**Action item:** In the ethics approval text below, which law governs how the cadavers are procured?

**Text:**

Ethics approval (including appropriate approvals or waivers)
This study involves human cadavers routinely dissected for teaching undergraduate students. All cadavers are procured based on the Anatomy Act, which caters to the supply of human cadavers meant for teaching and research. The human cadavers were sourced from voluntary whole-body donations and unclaimed bodies. Hence, all cadaveric studies have implied consent for research in their manner of procurement itself and do not need additional consent. This procedure is currently followed in our institution, and we have followed the same. All procedures performed in studies involving human participants were in accordance with the ethical standards of the institutional and/or national research committee and with the 1964 Helsinki Declaration and its later amendments or comparable ethical standards.
Authors' Contributions
Arun Prasad S: Acquisition of data; Data Curation; Data Analysis Writing-original draft; Final approval.
Rajasekhar SSSN: Conceptualisation; Methodology; Project administration; Data Curation; Data interpretation; Writing original draft; Final approval.
Sankaranarayanan G: Data Interpretation; Writing-review and Editing; Final approval.
Kalaivani Kaliyamoorthy: Data Interpretation; Writing-review and Editing; Final approval.
Aravindhan K: Acquisition of data, Final approval.
Ananthi P: Writing review and Editing; Final approval.

**Data records:**
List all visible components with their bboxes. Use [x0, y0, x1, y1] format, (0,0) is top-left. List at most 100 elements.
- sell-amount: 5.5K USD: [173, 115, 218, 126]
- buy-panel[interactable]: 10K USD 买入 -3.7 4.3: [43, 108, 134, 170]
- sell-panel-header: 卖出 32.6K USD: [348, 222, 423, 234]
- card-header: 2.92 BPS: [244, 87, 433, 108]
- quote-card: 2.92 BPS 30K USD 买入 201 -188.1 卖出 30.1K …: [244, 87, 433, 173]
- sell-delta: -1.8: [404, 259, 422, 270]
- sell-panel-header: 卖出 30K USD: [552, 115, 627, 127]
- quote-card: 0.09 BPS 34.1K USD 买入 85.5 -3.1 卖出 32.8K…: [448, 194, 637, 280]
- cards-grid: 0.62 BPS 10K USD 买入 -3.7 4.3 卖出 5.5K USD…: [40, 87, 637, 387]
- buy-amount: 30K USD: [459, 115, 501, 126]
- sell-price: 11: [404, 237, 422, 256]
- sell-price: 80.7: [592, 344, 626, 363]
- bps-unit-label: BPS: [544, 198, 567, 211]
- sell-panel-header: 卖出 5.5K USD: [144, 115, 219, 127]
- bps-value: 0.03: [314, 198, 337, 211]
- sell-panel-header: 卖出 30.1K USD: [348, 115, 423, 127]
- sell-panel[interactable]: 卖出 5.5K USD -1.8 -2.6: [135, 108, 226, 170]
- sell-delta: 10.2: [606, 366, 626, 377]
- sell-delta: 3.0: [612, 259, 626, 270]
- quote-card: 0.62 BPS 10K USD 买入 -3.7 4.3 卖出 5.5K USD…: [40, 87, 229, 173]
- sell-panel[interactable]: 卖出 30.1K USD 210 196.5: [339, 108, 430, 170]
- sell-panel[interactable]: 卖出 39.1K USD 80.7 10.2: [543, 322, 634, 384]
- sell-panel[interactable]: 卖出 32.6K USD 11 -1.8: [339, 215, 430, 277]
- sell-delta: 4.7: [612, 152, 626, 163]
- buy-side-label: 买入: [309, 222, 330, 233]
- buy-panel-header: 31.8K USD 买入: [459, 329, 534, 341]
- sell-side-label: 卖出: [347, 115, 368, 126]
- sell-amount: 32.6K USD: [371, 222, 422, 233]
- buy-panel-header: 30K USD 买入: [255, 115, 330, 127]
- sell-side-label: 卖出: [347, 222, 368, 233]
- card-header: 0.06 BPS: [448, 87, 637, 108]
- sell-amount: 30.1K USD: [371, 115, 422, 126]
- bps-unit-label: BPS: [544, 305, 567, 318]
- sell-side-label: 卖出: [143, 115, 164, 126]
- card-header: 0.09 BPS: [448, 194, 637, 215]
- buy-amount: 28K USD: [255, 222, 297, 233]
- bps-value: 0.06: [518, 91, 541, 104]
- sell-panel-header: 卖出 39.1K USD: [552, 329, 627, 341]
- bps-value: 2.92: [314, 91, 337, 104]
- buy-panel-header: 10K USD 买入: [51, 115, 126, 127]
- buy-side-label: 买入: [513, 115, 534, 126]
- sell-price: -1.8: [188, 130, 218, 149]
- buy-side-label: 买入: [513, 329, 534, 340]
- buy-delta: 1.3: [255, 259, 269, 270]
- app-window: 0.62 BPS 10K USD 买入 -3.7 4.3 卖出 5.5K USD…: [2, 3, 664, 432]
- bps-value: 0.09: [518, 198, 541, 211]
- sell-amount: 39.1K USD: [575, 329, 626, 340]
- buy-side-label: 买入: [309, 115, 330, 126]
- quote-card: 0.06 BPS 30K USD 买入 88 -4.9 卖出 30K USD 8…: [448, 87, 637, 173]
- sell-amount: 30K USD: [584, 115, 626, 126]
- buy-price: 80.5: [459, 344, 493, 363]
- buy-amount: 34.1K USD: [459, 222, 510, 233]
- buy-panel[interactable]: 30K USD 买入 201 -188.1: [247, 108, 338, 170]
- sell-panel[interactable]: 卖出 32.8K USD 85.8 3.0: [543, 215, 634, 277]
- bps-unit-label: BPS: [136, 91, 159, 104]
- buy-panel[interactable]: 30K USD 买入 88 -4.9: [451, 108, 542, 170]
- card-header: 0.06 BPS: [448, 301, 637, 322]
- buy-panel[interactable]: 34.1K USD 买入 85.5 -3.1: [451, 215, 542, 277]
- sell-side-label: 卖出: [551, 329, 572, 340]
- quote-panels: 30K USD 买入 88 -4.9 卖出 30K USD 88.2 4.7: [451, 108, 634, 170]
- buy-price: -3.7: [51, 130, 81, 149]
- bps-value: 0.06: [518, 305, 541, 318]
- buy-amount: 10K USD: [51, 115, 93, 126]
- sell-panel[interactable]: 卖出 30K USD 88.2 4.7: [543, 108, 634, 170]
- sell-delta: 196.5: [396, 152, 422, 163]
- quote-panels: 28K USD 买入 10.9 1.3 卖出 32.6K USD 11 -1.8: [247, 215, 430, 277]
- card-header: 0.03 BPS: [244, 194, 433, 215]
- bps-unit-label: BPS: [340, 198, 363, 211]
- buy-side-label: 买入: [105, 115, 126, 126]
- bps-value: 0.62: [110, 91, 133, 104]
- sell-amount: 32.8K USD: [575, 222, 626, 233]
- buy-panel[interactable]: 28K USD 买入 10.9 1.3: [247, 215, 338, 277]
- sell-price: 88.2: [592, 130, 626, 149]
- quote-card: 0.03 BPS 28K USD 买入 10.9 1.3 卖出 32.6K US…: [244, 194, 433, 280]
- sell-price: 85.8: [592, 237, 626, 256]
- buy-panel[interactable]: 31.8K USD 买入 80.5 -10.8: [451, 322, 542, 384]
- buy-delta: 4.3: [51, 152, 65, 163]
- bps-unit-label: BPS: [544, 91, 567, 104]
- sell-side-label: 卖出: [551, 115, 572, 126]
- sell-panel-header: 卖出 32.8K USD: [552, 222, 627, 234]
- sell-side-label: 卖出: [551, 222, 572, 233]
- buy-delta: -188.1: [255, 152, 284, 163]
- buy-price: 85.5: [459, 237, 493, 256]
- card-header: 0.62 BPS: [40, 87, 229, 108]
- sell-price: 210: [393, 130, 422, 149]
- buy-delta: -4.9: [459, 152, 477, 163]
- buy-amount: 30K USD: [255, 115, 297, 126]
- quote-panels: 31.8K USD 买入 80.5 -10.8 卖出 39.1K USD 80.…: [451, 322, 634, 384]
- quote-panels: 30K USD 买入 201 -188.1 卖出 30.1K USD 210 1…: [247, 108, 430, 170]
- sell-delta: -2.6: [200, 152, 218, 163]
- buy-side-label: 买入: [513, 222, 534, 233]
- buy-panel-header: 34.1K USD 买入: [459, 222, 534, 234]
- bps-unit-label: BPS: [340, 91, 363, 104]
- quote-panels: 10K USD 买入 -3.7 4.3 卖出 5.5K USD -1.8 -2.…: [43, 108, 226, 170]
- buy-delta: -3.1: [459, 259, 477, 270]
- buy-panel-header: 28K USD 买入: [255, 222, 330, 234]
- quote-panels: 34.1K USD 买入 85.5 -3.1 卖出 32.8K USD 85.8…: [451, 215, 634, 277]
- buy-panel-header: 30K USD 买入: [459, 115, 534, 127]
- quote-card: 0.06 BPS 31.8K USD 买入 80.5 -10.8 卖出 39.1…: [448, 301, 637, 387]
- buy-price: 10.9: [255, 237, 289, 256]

**Problem solution:** The Anatomy Act